━━ Entries shown ━━

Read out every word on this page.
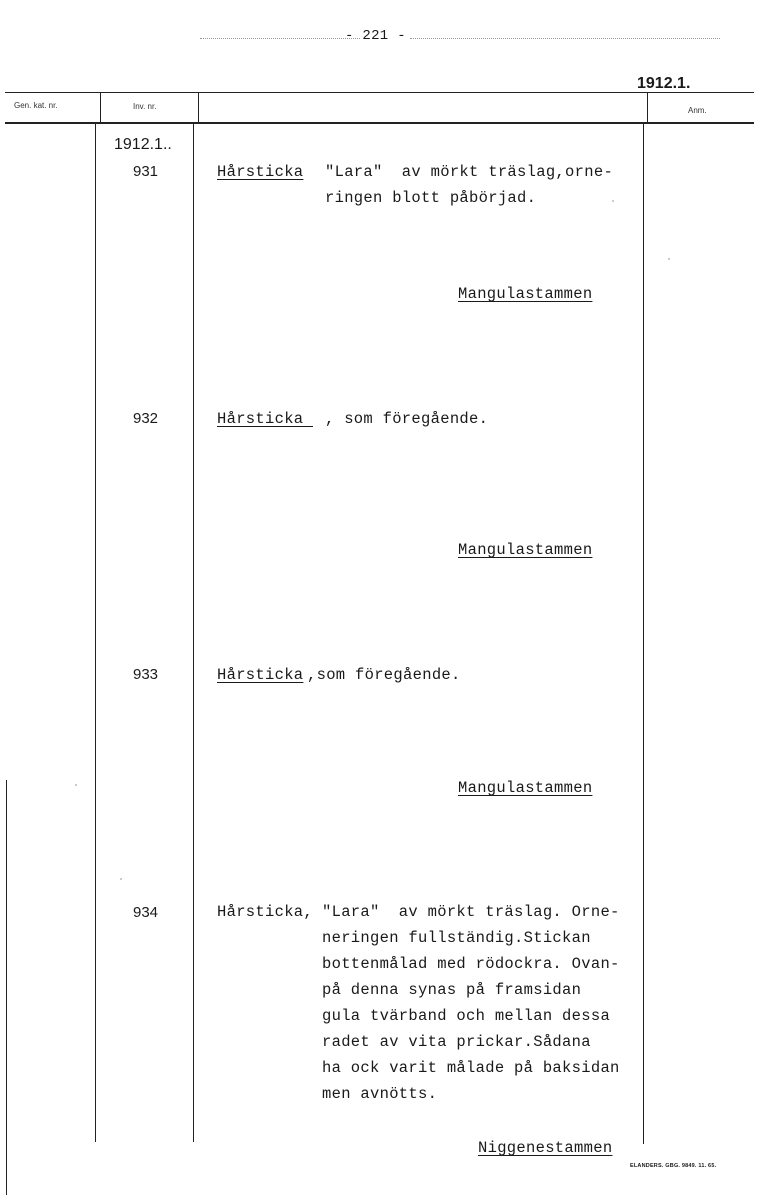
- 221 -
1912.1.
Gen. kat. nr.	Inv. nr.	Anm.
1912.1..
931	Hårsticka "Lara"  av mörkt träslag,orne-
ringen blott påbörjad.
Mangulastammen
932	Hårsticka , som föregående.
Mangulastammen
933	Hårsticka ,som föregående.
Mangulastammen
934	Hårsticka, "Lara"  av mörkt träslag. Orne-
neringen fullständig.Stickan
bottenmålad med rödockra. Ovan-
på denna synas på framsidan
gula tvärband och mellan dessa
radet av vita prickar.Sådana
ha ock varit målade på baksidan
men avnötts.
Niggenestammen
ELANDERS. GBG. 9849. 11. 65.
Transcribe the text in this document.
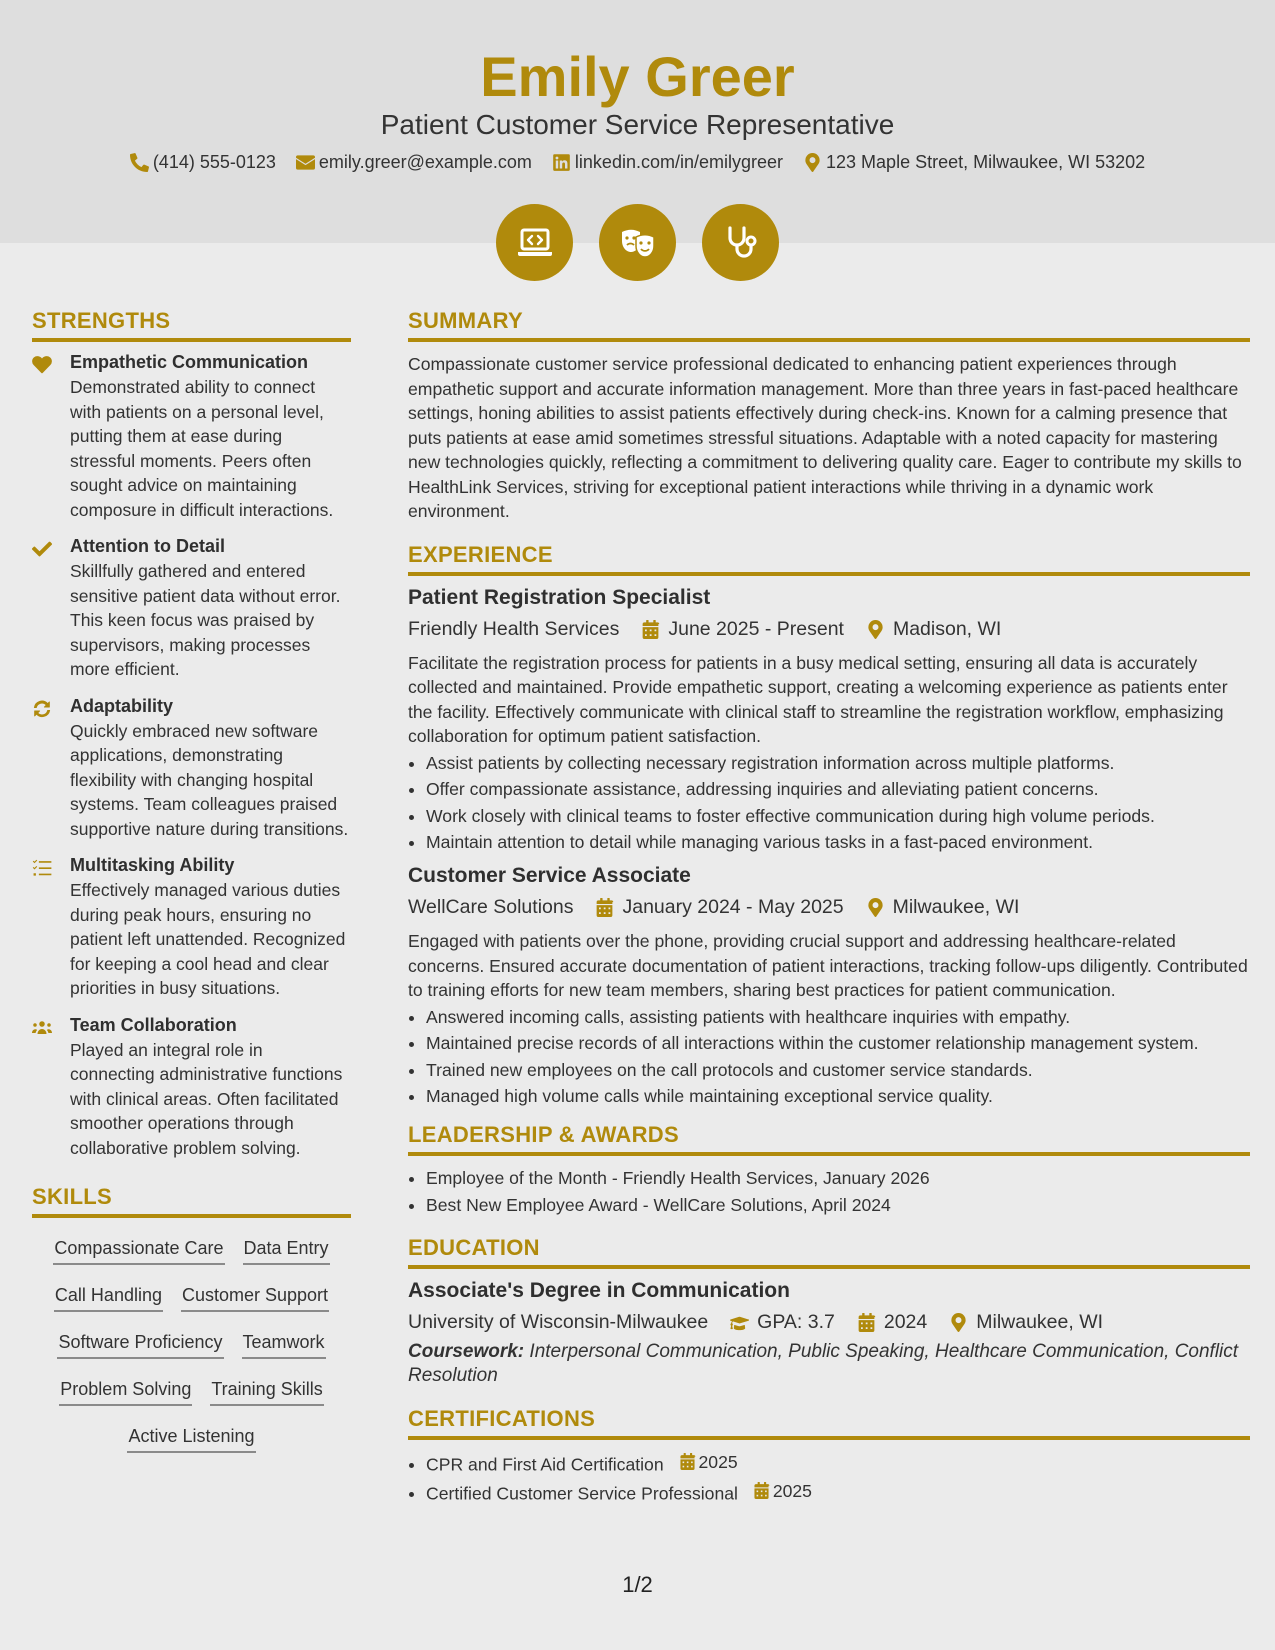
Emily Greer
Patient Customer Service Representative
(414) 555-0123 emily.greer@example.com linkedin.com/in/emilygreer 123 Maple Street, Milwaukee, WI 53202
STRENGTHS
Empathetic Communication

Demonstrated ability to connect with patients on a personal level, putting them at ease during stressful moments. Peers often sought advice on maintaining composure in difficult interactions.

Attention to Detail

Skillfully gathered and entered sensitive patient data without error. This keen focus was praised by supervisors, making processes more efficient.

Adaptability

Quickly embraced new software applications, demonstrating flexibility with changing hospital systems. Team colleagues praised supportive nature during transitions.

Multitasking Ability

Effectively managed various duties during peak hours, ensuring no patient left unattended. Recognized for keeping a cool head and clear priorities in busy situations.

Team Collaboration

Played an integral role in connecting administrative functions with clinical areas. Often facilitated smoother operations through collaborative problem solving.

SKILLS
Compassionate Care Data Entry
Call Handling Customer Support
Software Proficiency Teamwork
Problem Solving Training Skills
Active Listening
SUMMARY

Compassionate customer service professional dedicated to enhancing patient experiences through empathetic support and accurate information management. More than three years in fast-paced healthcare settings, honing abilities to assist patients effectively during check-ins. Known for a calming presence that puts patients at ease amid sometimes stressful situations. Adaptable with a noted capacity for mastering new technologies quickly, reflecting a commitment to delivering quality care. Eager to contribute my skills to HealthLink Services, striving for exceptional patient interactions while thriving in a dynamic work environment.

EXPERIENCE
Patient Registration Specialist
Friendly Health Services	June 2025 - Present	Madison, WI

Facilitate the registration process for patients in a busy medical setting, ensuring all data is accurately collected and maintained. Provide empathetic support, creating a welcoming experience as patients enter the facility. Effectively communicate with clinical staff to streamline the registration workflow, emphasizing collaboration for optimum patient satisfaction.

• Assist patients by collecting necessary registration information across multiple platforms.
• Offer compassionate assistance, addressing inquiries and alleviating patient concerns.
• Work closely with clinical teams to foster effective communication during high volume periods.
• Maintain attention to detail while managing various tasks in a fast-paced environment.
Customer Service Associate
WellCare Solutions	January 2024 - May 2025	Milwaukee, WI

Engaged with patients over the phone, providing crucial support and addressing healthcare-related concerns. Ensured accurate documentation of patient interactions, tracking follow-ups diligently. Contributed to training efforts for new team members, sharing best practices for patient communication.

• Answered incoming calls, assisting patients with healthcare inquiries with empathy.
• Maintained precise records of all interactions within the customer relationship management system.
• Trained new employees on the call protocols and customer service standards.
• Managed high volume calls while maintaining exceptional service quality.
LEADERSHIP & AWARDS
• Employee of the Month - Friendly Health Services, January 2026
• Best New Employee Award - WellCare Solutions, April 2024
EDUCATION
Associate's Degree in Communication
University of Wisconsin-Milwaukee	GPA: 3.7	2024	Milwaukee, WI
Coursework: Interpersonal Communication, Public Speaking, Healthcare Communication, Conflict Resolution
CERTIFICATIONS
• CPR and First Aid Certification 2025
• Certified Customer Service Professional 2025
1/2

━━━

> What you need to do:
Copy out each record word for word and omit any pictures.

> Reply:
Read out every word on this page.
- 221 -
1912.1.
Gen. kat. nr.	Inv. nr.	Anm.
1912.1..
931	Hårsticka "Lara"  av mörkt träslag,orne-
ringen blott påbörjad.
Mangulastammen
932	Hårsticka , som föregående.
Mangulastammen
933	Hårsticka ,som föregående.
Mangulastammen
934	Hårsticka, "Lara"  av mörkt träslag. Orne-
neringen fullständig.Stickan
bottenmålad med rödockra. Ovan-
på denna synas på framsidan
gula tvärband och mellan dessa
radet av vita prickar.Sådana
ha ock varit målade på baksidan
men avnötts.
Niggenestammen
ELANDERS. GBG. 9849. 11. 65.
Transcribe the text in this document.
Emily Greer
Patient Customer Service Representative
(414) 555-0123 emily.greer@example.com linkedin.com/in/emilygreer 123 Maple Street, Milwaukee, WI 53202
STRENGTHS
Empathetic Communication

Demonstrated ability to connect with patients on a personal level, putting them at ease during stressful moments. Peers often sought advice on maintaining composure in difficult interactions.

Attention to Detail

Skillfully gathered and entered sensitive patient data without error. This keen focus was praised by supervisors, making processes more efficient.

Adaptability

Quickly embraced new software applications, demonstrating flexibility with changing hospital systems. Team colleagues praised supportive nature during transitions.

Multitasking Ability

Effectively managed various duties during peak hours, ensuring no patient left unattended. Recognized for keeping a cool head and clear priorities in busy situations.

Team Collaboration

Played an integral role in connecting administrative functions with clinical areas. Often facilitated smoother operations through collaborative problem solving.

SKILLS
Compassionate Care Data Entry
Call Handling Customer Support
Software Proficiency Teamwork
Problem Solving Training Skills
Active Listening
SUMMARY

Compassionate customer service professional dedicated to enhancing patient experiences through empathetic support and accurate information management. More than three years in fast-paced healthcare settings, honing abilities to assist patients effectively during check-ins. Known for a calming presence that puts patients at ease amid sometimes stressful situations. Adaptable with a noted capacity for mastering new technologies quickly, reflecting a commitment to delivering quality care. Eager to contribute my skills to HealthLink Services, striving for exceptional patient interactions while thriving in a dynamic work environment.

EXPERIENCE
Patient Registration Specialist
Friendly Health Services	June 2025 - Present	Madison, WI

Facilitate the registration process for patients in a busy medical setting, ensuring all data is accurately collected and maintained. Provide empathetic support, creating a welcoming experience as patients enter the facility. Effectively communicate with clinical staff to streamline the registration workflow, emphasizing collaboration for optimum patient satisfaction.

• Assist patients by collecting necessary registration information across multiple platforms.
• Offer compassionate assistance, addressing inquiries and alleviating patient concerns.
• Work closely with clinical teams to foster effective communication during high volume periods.
• Maintain attention to detail while managing various tasks in a fast-paced environment.
Customer Service Associate
WellCare Solutions	January 2024 - May 2025	Milwaukee, WI

Engaged with patients over the phone, providing crucial support and addressing healthcare-related concerns. Ensured accurate documentation of patient interactions, tracking follow-ups diligently. Contributed to training efforts for new team members, sharing best practices for patient communication.

• Answered incoming calls, assisting patients with healthcare inquiries with empathy.
• Maintained precise records of all interactions within the customer relationship management system.
• Trained new employees on the call protocols and customer service standards.
• Managed high volume calls while maintaining exceptional service quality.
LEADERSHIP & AWARDS
• Employee of the Month - Friendly Health Services, January 2026
• Best New Employee Award - WellCare Solutions, April 2024
EDUCATION
Associate's Degree in Communication
University of Wisconsin-Milwaukee	GPA: 3.7	2024	Milwaukee, WI
Coursework: Interpersonal Communication, Public Speaking, Healthcare Communication, Conflict Resolution
CERTIFICATIONS
• CPR and First Aid Certification 2025
• Certified Customer Service Professional 2025
1/2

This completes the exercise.